**Records supplied:**
========

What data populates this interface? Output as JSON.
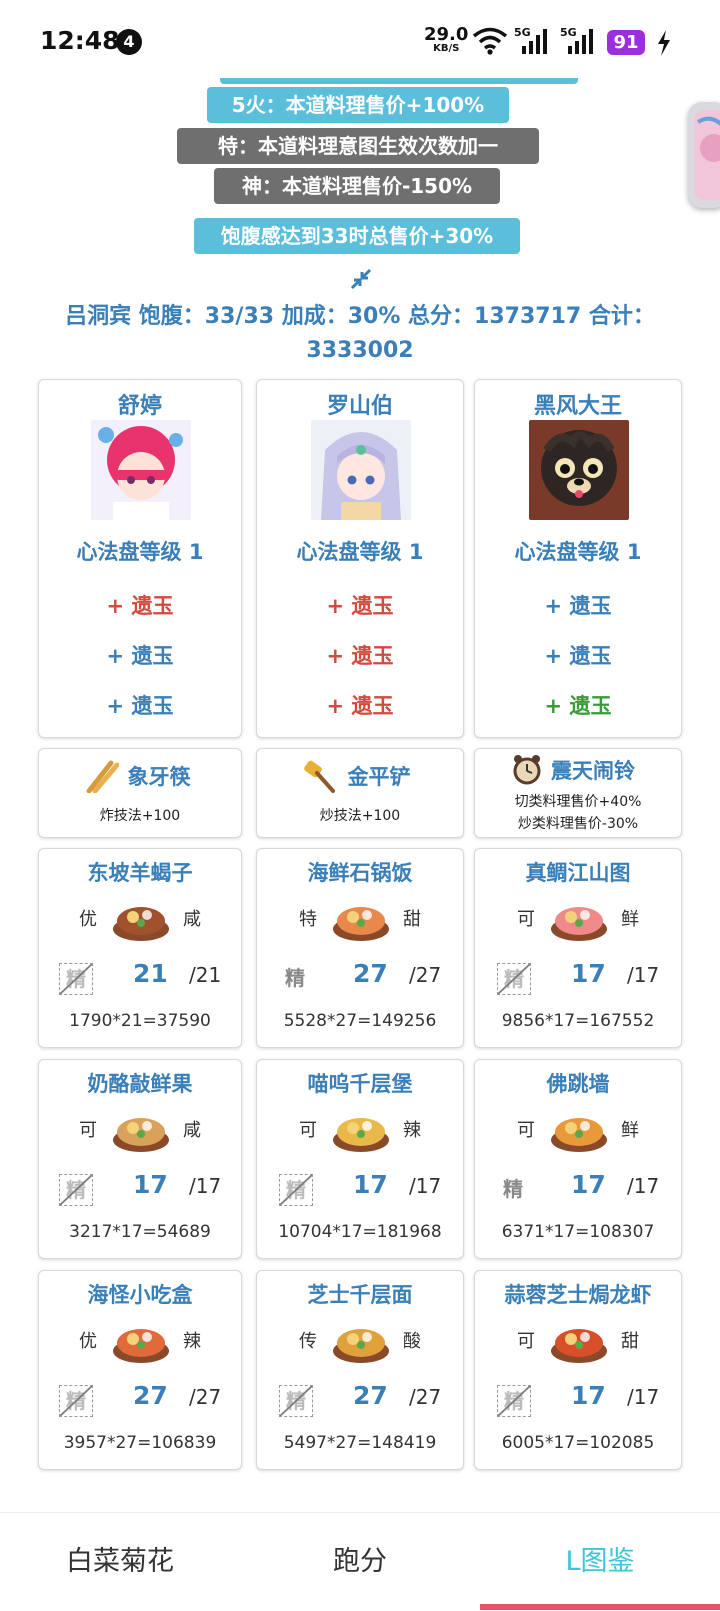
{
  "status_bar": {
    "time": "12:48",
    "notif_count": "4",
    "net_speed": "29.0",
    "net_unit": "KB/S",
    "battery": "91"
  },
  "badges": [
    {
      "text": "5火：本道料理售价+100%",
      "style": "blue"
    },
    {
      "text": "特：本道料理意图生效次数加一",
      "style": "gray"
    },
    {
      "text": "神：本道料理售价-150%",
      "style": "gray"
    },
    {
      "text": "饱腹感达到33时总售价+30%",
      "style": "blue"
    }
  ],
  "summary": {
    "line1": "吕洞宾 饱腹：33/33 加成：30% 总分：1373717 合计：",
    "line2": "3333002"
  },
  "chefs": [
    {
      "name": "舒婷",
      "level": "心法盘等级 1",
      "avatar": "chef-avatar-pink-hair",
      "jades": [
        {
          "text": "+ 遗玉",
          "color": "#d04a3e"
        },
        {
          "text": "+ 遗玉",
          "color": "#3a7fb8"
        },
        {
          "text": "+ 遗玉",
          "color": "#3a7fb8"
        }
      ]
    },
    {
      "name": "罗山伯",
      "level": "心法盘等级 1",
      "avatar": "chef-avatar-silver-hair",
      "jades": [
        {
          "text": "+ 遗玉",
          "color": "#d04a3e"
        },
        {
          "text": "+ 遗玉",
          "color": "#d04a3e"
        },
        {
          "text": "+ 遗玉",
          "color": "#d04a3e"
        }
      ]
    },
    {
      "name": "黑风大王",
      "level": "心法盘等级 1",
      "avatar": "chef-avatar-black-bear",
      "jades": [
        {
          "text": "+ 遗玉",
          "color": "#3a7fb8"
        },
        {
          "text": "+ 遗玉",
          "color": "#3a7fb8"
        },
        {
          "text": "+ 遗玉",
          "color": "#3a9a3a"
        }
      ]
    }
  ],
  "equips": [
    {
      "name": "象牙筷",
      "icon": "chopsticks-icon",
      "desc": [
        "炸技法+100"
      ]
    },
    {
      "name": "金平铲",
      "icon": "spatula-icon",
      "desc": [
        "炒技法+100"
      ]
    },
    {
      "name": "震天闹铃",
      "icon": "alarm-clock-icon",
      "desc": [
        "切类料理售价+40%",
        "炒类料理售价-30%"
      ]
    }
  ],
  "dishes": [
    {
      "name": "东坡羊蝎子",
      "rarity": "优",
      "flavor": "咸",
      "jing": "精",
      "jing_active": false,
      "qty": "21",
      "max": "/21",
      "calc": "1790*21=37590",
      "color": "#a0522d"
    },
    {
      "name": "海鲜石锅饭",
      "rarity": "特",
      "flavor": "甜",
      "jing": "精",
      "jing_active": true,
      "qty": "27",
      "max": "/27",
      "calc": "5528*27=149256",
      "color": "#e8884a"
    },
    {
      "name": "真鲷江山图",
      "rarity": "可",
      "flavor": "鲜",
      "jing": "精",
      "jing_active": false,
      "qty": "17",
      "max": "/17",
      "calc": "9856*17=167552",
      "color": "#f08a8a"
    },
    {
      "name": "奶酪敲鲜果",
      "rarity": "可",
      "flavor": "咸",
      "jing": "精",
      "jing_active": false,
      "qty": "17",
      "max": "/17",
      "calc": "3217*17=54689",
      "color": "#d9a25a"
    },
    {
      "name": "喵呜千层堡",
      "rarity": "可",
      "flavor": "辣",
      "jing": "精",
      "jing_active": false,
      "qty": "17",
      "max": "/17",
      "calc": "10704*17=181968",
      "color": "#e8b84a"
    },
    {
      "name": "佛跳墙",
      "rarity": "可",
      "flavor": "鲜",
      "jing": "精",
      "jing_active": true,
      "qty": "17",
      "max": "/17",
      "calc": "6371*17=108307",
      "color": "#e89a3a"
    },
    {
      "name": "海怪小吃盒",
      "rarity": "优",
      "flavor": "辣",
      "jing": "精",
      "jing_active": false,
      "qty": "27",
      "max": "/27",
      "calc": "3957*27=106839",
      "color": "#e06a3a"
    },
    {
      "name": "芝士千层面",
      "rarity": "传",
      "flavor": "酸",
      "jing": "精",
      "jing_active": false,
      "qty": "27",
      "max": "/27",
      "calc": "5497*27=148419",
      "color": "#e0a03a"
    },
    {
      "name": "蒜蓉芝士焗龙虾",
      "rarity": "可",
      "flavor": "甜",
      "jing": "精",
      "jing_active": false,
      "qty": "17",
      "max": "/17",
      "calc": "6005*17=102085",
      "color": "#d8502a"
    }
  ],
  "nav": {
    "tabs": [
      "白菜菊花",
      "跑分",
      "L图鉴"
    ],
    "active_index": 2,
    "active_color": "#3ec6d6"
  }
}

========

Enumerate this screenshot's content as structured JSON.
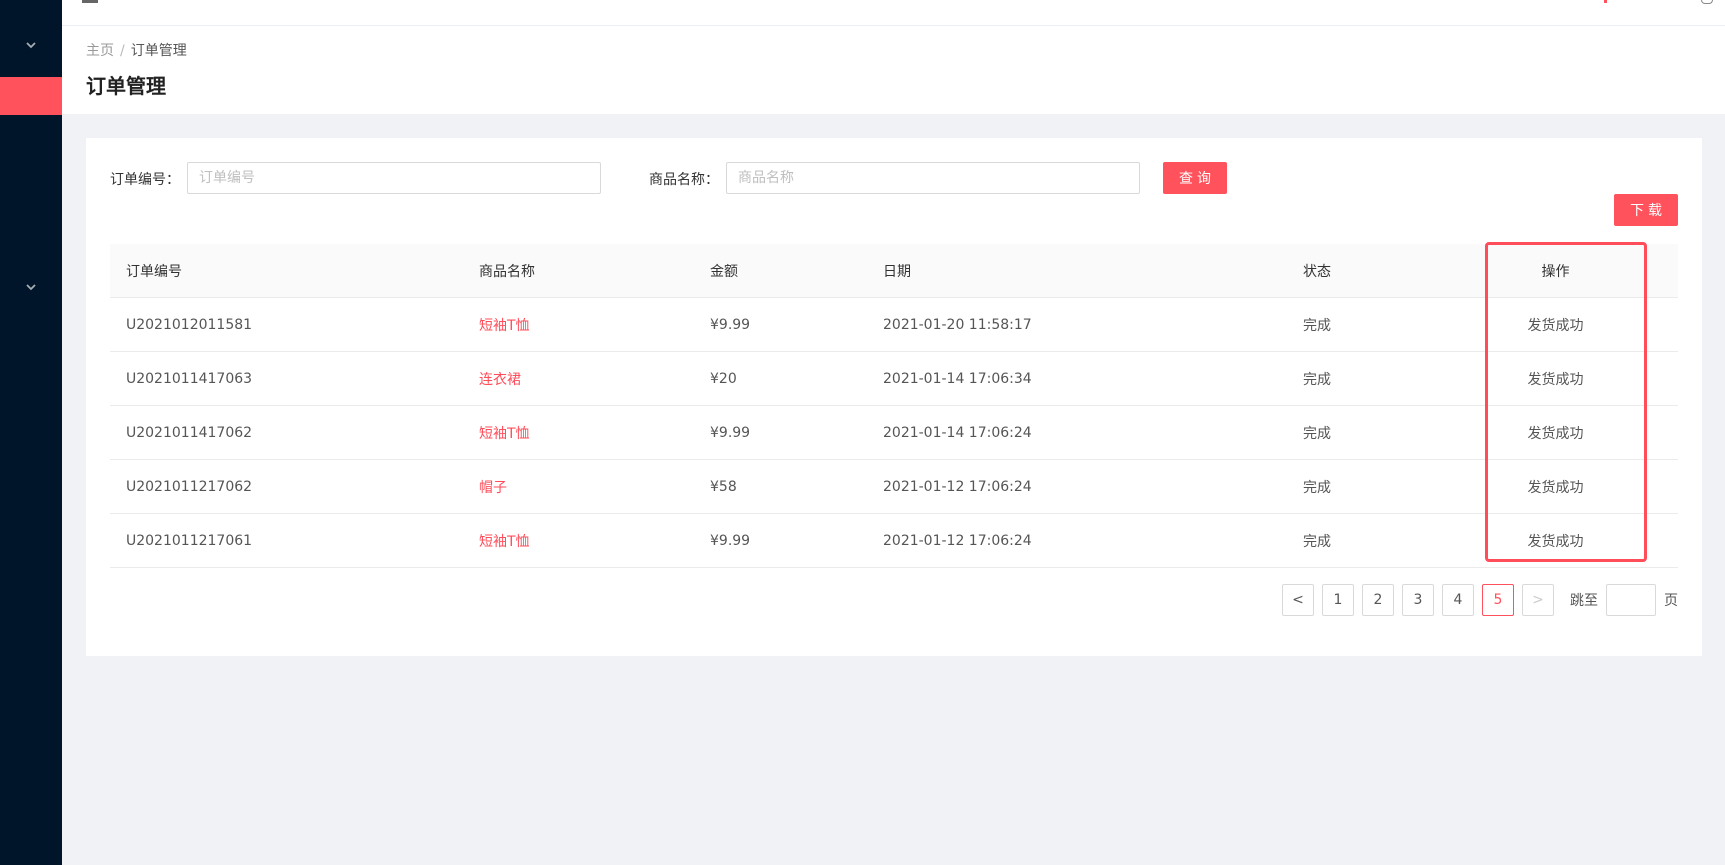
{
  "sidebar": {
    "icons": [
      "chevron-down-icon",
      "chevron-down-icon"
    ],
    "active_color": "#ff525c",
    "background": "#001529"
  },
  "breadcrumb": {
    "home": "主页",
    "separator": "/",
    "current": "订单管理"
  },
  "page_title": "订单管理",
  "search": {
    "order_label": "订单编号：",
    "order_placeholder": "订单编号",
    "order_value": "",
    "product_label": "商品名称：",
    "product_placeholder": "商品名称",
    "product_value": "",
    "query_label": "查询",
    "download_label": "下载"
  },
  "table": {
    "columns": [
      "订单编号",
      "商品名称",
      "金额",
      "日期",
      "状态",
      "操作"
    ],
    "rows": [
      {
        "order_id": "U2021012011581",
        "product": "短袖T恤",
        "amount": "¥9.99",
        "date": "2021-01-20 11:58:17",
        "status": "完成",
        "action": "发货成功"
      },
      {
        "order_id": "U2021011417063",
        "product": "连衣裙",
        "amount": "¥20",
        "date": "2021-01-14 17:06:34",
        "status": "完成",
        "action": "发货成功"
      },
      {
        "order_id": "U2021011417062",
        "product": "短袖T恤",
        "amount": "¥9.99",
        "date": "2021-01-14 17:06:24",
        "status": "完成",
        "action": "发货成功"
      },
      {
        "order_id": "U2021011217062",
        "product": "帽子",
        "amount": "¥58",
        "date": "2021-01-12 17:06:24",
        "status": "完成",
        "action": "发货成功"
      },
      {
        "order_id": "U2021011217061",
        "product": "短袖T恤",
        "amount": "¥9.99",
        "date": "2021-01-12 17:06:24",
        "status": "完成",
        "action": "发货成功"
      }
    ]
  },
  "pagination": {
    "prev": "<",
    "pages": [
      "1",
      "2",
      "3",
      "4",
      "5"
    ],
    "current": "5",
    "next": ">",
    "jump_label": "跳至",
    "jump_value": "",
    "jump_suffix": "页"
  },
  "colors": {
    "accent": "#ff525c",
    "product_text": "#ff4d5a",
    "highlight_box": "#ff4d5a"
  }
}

========

From the data above, count the lines where "chevron" occurs and give that figure and nothing else.

2